* **EXERCISE AIM**
List all lines of the data that include the string "cart".

* **INPUT RECORDS**
========================================

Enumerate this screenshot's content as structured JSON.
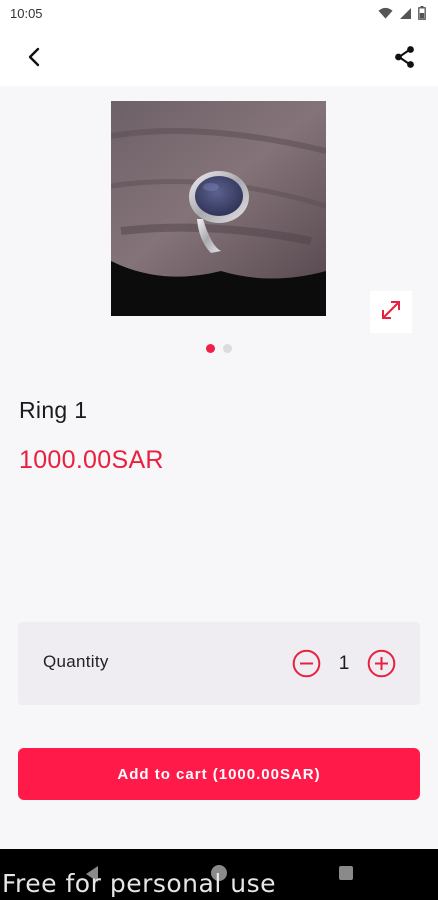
{
  "status_bar": {
    "time": "10:05",
    "icons": [
      "wifi-icon",
      "signal-icon",
      "battery-icon"
    ]
  },
  "app_bar": {
    "back_icon": "back-arrow-icon",
    "share_icon": "share-icon"
  },
  "gallery": {
    "image_subject": "ring",
    "image_count": 2,
    "active_index": 0,
    "expand_icon": "expand-icon"
  },
  "product": {
    "name": "Ring 1",
    "price": "1000.00SAR"
  },
  "quantity": {
    "label": "Quantity",
    "value": "1",
    "decrement_icon": "minus-circle-icon",
    "increment_icon": "plus-circle-icon"
  },
  "cart": {
    "button_label": "Add to cart (1000.00SAR)"
  },
  "watermark": {
    "text": "Free for personal use"
  },
  "colors": {
    "accent": "#ff1a4a",
    "price": "#e8213f",
    "background": "#f7f6f8",
    "card": "#efedf2"
  }
}
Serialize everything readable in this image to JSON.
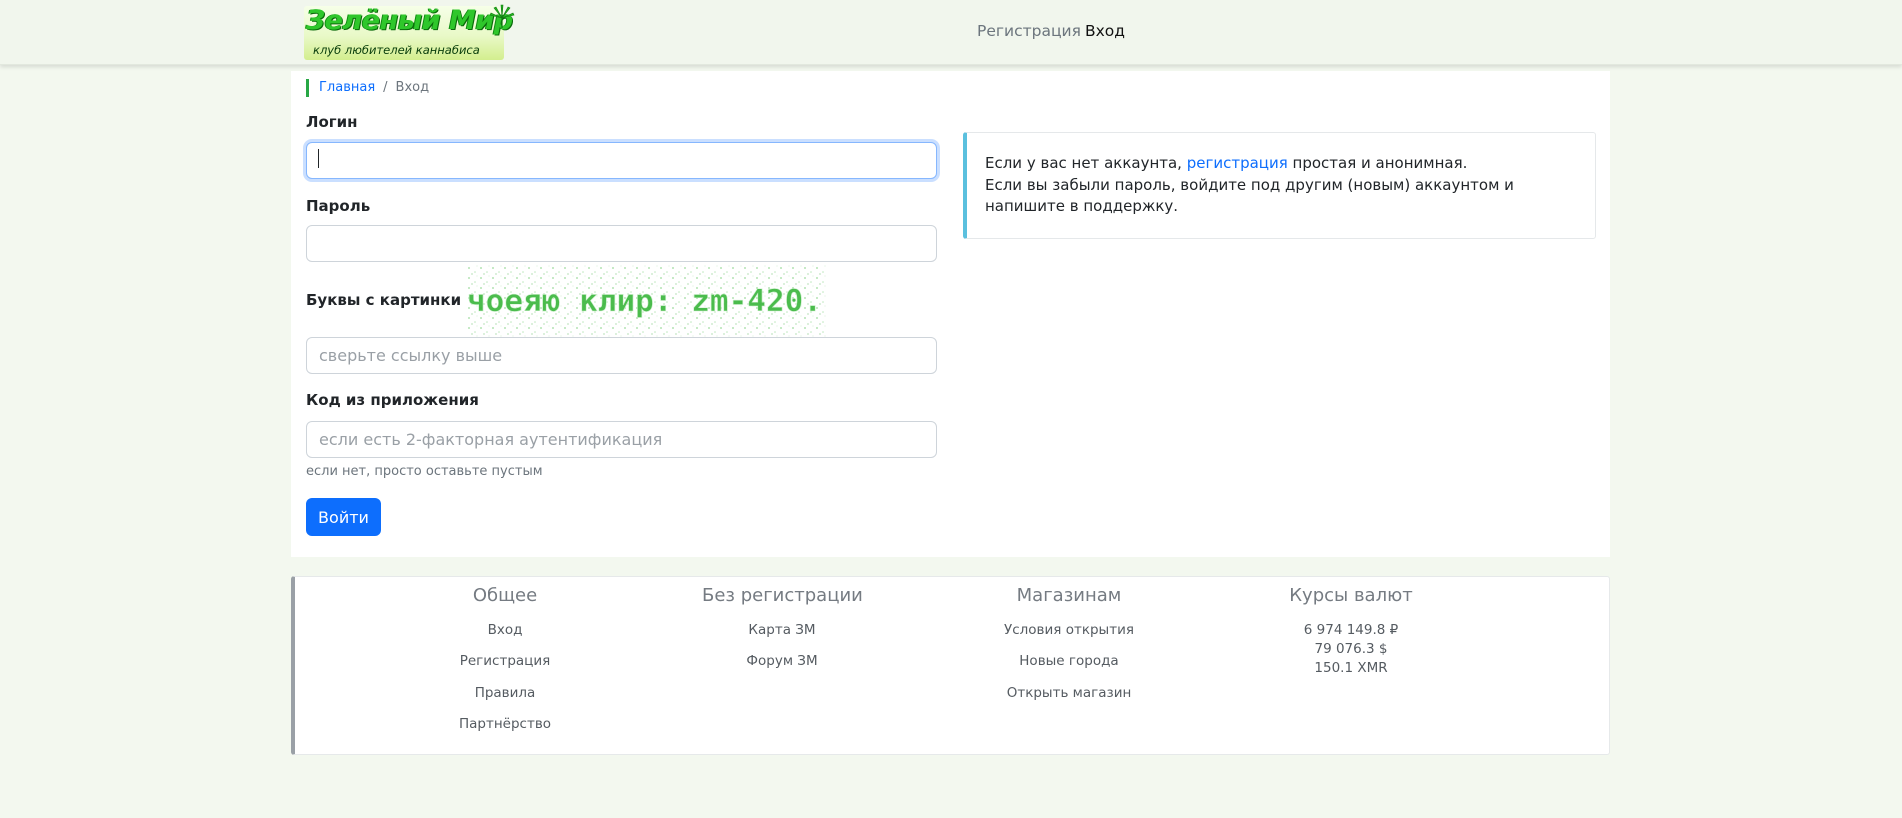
{
  "header": {
    "logo_title": "Зелёный Мир",
    "logo_subtitle": "клуб любителей каннабиса",
    "nav": {
      "register": "Регистрация",
      "login": "Вход"
    }
  },
  "breadcrumb": {
    "home": "Главная",
    "separator": "/",
    "current": "Вход"
  },
  "form": {
    "login_label": "Логин",
    "login_value": "",
    "password_label": "Пароль",
    "password_value": "",
    "captcha_label": "Буквы с картинки",
    "captcha_text": "чоеяю клир: zm-420.",
    "captcha_placeholder": "сверьте ссылку выше",
    "code_label": "Код из приложения",
    "code_placeholder": "если есть 2-факторная аутентификация",
    "code_help": "если нет, просто оставьте пустым",
    "submit_label": "Войти"
  },
  "info": {
    "line1_prefix": "Если у вас нет аккаунта, ",
    "line1_link": "регистрация",
    "line1_suffix": " простая и анонимная.",
    "line2": "Если вы забыли пароль, войдите под другим (новым) аккаунтом и напишите в поддержку."
  },
  "footer": {
    "columns": [
      {
        "title": "Общее",
        "links": [
          "Вход",
          "Регистрация",
          "Правила",
          "Партнёрство"
        ]
      },
      {
        "title": "Без регистрации",
        "links": [
          "Карта ЗМ",
          "Форум ЗМ"
        ]
      },
      {
        "title": "Магазинам",
        "links": [
          "Условия открытия",
          "Новые города",
          "Открыть магазин"
        ]
      },
      {
        "title": "Курсы валют",
        "lines": [
          "6 974 149.8 ₽",
          "79 076.3 $",
          "150.1 XMR"
        ]
      }
    ]
  },
  "colors": {
    "accent": "#0d6efd",
    "brand_green": "#28a745",
    "info_border": "#5bc0de",
    "page_bg": "#f3f8ef"
  },
  "icons": {
    "logo_leaf": "cannabis-leaf-icon"
  }
}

========================================

* **SOLUTION**
  "cart": {
    "button_label": "Add to cart (1000.00SAR)"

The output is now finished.